§ **WHAT TO DO**: Revise the rows from the first one through the line containing "low-label: L:: [325, 21, 336, 35]", changing "session-stripe" to "session-band" and keeping everything else the same.
======== MATERIAL SUPPLIED ========
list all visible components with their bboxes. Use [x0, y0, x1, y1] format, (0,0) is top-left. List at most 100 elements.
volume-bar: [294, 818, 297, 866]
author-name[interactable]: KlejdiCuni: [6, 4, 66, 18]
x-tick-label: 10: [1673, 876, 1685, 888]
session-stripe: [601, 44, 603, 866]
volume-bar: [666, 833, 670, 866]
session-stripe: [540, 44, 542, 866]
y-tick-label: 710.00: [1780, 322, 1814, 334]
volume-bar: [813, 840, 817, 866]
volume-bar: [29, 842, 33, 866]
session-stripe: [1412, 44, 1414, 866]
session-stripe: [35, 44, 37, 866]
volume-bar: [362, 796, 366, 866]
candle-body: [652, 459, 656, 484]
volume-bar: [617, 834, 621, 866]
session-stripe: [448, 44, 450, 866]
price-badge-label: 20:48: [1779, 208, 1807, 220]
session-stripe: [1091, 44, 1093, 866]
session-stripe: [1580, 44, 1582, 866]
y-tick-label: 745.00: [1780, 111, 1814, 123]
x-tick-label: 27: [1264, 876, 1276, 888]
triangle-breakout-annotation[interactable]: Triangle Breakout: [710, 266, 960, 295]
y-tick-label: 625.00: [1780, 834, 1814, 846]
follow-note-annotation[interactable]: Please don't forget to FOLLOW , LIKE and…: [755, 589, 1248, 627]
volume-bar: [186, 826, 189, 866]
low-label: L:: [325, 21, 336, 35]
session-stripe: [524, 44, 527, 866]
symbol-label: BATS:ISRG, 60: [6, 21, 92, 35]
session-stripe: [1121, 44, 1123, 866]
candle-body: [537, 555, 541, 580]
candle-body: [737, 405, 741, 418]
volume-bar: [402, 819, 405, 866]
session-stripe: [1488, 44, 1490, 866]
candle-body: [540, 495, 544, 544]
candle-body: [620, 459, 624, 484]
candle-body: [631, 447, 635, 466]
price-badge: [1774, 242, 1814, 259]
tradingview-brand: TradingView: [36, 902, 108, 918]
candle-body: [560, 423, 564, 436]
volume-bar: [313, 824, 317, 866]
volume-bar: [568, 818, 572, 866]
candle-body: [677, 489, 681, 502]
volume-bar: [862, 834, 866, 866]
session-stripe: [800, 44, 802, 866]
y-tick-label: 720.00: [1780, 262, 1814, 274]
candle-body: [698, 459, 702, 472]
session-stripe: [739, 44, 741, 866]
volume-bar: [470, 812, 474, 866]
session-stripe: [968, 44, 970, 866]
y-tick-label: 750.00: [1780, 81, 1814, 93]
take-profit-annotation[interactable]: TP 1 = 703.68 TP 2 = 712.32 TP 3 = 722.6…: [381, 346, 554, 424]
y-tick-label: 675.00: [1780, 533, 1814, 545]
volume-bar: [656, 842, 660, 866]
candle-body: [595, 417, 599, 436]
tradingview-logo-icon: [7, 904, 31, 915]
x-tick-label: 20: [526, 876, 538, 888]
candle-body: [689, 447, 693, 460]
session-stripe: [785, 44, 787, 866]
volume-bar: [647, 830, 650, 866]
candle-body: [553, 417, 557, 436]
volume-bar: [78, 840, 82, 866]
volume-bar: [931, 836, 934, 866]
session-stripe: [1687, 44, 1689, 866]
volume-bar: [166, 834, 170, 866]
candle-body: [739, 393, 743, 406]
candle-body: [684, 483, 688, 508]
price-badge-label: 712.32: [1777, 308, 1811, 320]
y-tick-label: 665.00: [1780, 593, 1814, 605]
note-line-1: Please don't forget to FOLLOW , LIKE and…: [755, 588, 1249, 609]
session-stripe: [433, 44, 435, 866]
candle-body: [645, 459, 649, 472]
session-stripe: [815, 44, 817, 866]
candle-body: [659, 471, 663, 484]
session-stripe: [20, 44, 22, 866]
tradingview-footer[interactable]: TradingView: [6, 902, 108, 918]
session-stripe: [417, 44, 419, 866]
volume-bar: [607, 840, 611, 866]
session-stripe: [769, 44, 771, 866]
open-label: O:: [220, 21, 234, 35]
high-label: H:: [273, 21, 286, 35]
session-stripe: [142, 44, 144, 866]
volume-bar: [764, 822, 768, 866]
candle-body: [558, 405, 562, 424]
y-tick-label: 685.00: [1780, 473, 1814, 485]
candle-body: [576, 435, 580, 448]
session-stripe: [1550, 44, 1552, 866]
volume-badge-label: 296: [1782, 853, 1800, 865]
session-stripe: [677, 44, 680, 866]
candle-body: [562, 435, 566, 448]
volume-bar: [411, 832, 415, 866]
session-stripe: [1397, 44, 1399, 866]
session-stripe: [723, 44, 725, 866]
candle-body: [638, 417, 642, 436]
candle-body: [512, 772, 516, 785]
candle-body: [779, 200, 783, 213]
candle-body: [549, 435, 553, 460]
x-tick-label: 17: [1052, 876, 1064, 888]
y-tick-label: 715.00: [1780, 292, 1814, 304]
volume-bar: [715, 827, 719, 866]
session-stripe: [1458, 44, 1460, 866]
========
§ **PROBLEM SOLUTION**:
list all visible components with their bboxes. Use [x0, y0, x1, y1] format, (0,0) is top-left. List at most 100 elements.
volume-bar: [294, 818, 297, 866]
author-name[interactable]: KlejdiCuni: [6, 4, 66, 18]
x-tick-label: 10: [1673, 876, 1685, 888]
session-band: [601, 44, 603, 866]
volume-bar: [666, 833, 670, 866]
session-band: [540, 44, 542, 866]
y-tick-label: 710.00: [1780, 322, 1814, 334]
volume-bar: [813, 840, 817, 866]
volume-bar: [29, 842, 33, 866]
session-band: [1412, 44, 1414, 866]
session-band: [35, 44, 37, 866]
volume-bar: [362, 796, 366, 866]
candle-body: [652, 459, 656, 484]
volume-bar: [617, 834, 621, 866]
session-band: [448, 44, 450, 866]
price-badge-label: 20:48: [1779, 208, 1807, 220]
session-band: [1091, 44, 1093, 866]
session-band: [1580, 44, 1582, 866]
y-tick-label: 745.00: [1780, 111, 1814, 123]
x-tick-label: 27: [1264, 876, 1276, 888]
triangle-breakout-annotation[interactable]: Triangle Breakout: [710, 266, 960, 295]
y-tick-label: 625.00: [1780, 834, 1814, 846]
follow-note-annotation[interactable]: Please don't forget to FOLLOW , LIKE and…: [755, 589, 1248, 627]
volume-bar: [186, 826, 189, 866]
low-label: L:: [325, 21, 336, 35]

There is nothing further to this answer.